INSTRUCTIONS TO FOLLOW: Report every line below that holds the word "Output".

SUPPLIED RECORDS:
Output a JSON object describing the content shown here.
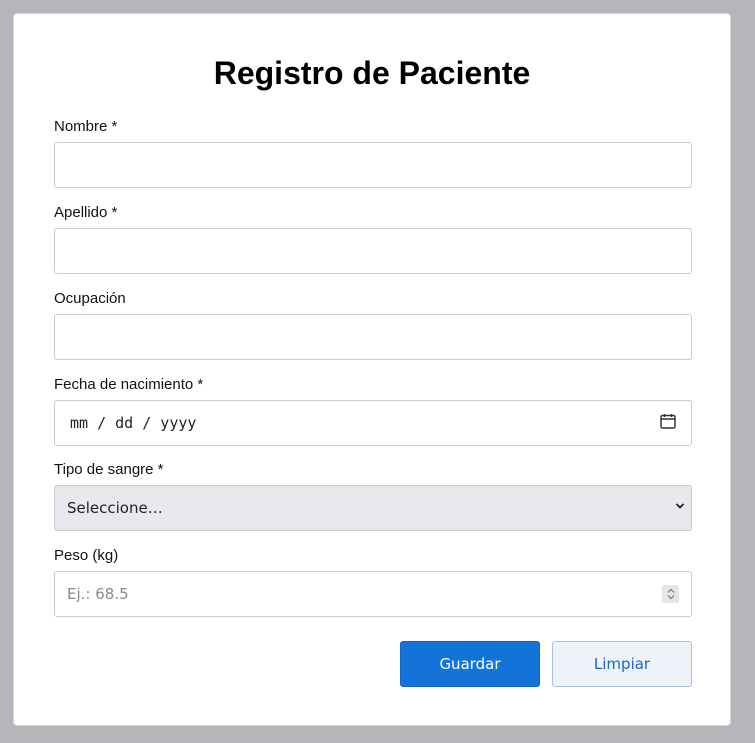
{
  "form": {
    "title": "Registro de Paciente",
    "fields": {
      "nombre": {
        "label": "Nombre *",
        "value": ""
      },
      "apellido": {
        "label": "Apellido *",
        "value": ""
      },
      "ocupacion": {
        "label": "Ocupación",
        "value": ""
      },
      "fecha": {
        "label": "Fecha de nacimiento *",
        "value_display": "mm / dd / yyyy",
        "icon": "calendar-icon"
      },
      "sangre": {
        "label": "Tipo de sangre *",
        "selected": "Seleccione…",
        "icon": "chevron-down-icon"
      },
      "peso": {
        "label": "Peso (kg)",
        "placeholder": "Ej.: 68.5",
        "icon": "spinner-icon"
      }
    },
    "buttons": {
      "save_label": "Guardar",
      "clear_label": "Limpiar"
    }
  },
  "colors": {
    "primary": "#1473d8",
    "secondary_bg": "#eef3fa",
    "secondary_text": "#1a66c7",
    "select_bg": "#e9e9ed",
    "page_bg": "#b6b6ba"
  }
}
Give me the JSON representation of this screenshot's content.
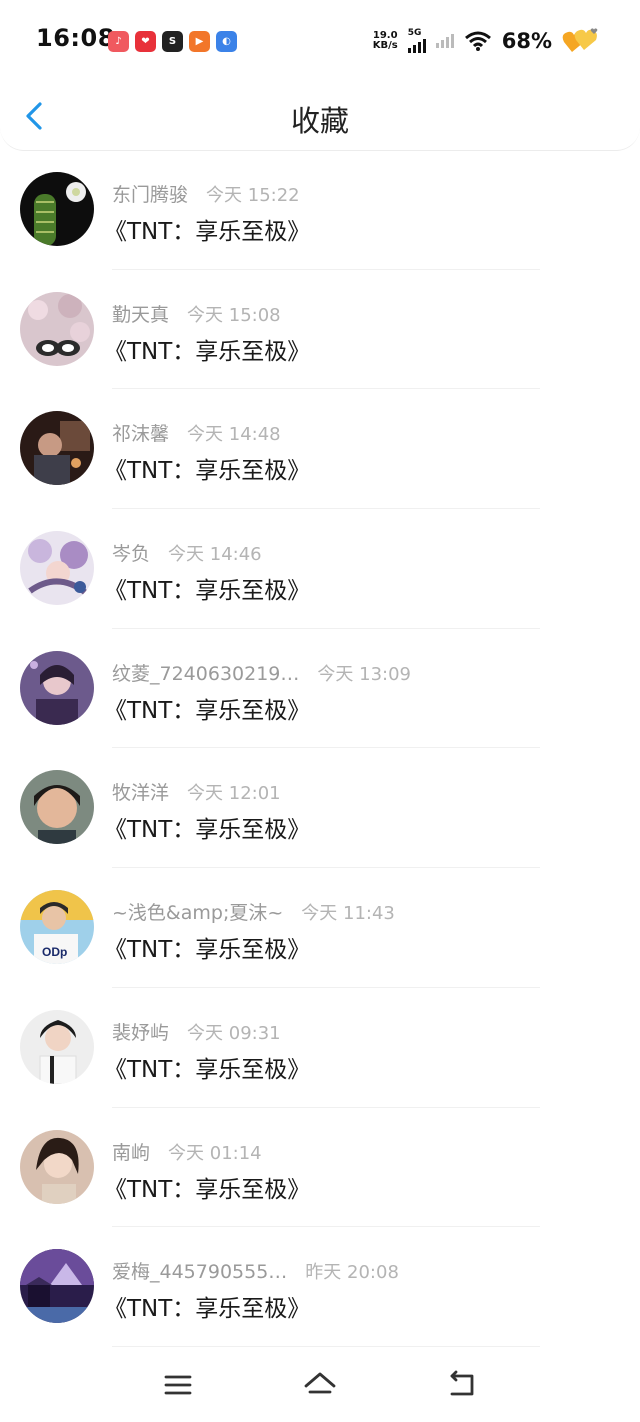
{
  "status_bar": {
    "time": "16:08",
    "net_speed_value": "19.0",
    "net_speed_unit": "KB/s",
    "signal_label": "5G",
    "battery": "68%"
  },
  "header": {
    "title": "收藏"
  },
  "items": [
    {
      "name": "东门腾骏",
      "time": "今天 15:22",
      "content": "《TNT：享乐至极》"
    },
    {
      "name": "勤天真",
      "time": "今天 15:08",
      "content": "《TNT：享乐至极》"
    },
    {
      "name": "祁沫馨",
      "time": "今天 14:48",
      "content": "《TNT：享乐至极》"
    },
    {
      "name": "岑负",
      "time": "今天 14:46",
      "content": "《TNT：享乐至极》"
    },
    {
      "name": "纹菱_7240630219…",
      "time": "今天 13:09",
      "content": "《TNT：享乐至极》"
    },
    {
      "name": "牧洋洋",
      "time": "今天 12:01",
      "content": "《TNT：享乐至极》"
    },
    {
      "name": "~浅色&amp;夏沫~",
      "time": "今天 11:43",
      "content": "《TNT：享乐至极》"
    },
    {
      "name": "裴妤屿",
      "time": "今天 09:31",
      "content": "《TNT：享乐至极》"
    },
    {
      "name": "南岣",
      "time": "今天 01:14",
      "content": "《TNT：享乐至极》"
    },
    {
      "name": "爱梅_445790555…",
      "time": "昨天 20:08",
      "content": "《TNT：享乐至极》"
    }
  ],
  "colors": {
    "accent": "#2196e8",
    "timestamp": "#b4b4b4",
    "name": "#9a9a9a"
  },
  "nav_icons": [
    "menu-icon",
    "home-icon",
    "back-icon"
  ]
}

...

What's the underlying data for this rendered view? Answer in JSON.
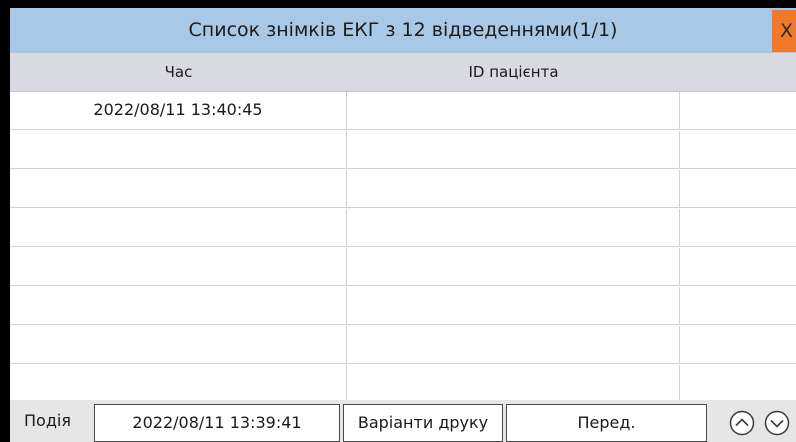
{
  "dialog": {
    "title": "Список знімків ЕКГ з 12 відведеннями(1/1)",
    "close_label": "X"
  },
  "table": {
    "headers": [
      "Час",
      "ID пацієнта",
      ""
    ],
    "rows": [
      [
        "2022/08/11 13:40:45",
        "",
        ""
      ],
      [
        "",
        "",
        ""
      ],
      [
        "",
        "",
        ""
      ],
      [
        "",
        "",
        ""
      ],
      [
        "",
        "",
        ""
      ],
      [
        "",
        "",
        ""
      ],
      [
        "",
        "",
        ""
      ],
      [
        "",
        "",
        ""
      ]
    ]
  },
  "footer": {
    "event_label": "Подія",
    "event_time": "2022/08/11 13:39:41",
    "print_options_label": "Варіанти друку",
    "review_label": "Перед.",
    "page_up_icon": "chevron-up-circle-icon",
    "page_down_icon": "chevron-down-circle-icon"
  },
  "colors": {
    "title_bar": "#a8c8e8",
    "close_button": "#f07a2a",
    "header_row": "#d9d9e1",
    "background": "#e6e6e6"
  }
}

...

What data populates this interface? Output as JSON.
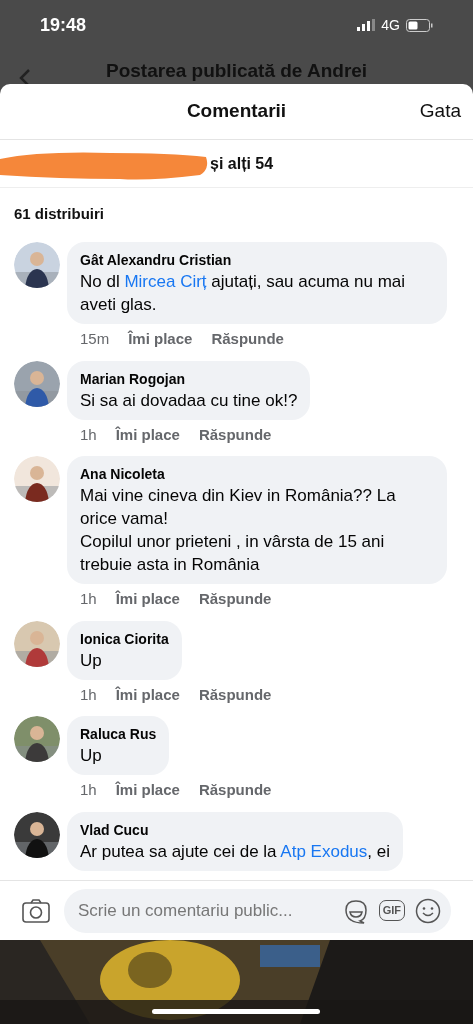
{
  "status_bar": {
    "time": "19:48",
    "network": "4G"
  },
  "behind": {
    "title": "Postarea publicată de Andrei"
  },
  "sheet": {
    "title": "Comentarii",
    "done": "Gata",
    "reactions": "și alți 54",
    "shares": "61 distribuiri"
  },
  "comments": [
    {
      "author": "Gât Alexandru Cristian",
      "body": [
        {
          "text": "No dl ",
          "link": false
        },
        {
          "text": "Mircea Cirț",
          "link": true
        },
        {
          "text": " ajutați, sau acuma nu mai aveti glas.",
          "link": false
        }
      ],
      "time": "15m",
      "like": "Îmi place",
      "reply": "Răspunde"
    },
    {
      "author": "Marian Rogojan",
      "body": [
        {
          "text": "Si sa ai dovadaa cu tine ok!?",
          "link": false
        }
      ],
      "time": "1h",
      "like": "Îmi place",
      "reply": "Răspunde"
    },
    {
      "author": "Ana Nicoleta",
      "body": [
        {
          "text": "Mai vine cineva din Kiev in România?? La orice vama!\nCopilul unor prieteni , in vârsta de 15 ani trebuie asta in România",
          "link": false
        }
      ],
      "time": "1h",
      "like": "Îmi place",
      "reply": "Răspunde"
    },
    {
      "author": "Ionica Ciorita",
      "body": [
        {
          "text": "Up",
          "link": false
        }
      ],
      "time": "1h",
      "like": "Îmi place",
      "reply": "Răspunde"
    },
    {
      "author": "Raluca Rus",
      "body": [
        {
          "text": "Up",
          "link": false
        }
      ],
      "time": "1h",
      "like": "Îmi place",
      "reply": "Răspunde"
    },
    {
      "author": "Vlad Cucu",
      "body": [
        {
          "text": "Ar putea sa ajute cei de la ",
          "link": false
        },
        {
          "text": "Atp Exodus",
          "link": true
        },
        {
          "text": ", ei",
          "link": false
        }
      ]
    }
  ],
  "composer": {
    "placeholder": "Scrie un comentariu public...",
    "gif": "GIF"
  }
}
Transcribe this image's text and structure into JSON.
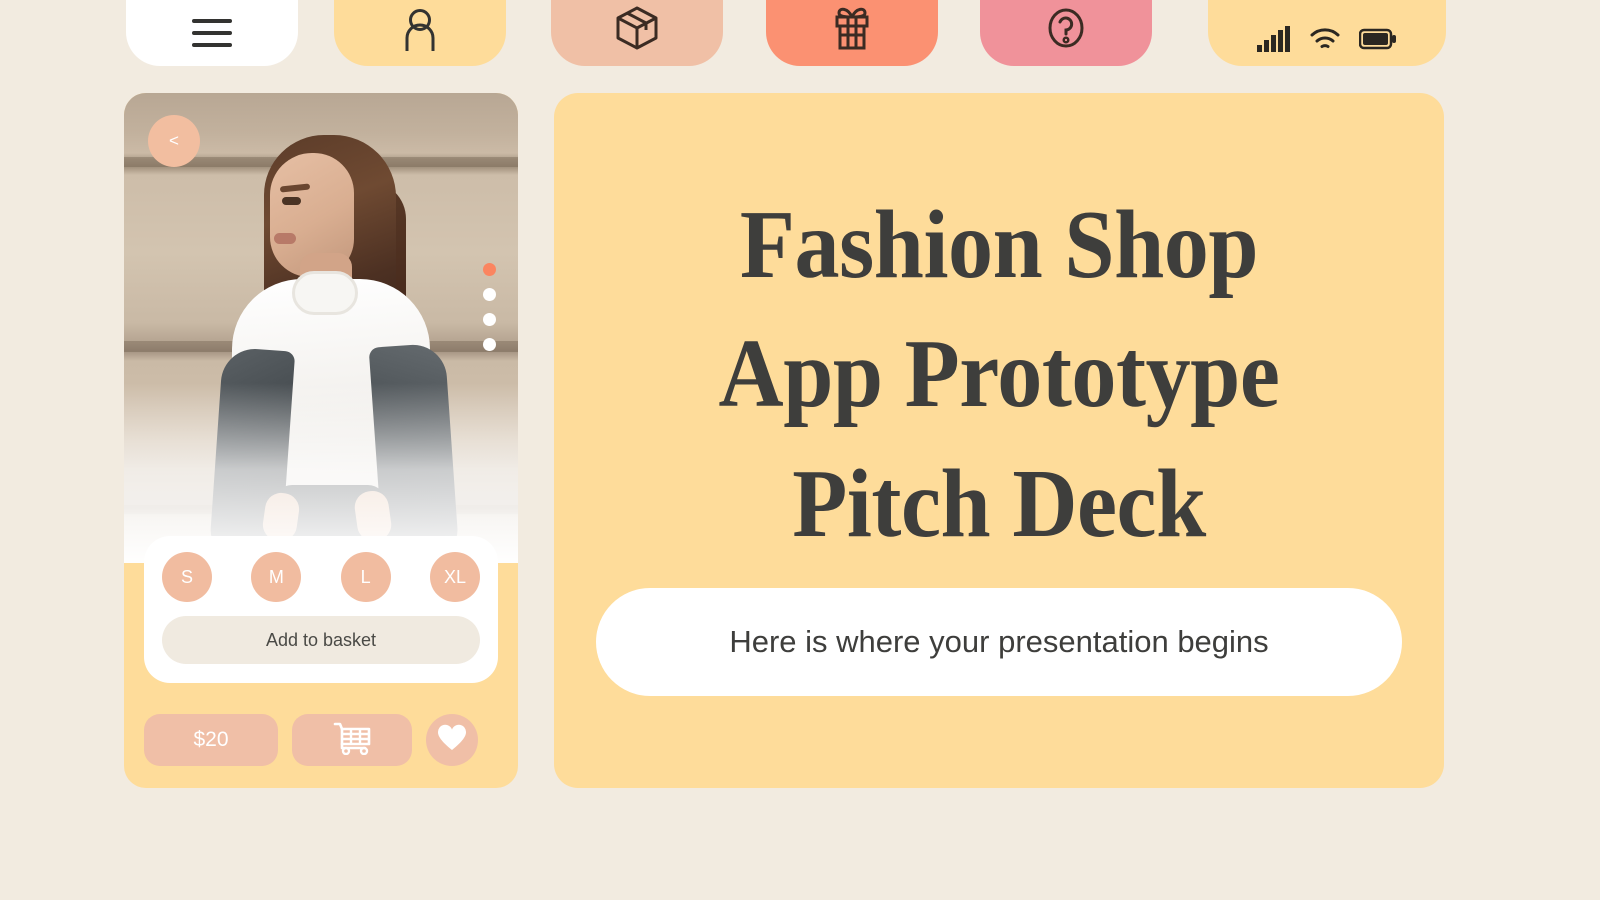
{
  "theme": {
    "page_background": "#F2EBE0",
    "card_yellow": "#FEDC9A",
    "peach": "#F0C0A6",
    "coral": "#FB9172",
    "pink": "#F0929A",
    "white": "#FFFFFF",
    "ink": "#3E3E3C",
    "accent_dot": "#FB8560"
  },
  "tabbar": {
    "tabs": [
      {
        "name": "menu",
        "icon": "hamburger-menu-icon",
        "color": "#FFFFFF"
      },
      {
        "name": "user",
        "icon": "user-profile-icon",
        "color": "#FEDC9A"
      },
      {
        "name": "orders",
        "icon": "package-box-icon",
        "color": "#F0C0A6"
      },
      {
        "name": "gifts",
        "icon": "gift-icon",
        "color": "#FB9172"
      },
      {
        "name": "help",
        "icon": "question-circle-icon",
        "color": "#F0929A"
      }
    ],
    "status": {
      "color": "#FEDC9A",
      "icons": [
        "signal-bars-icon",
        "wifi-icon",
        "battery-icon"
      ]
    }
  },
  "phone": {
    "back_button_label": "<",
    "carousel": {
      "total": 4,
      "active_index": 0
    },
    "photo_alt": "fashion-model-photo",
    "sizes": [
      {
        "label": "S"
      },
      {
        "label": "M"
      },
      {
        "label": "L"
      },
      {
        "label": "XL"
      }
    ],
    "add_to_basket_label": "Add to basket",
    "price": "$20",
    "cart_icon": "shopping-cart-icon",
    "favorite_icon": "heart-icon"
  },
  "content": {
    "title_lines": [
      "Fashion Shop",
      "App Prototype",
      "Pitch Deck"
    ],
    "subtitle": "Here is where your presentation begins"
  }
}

TASK ANSWER:
Output a JSON object describing the content shown here.
What data populates this interface? Output as JSON.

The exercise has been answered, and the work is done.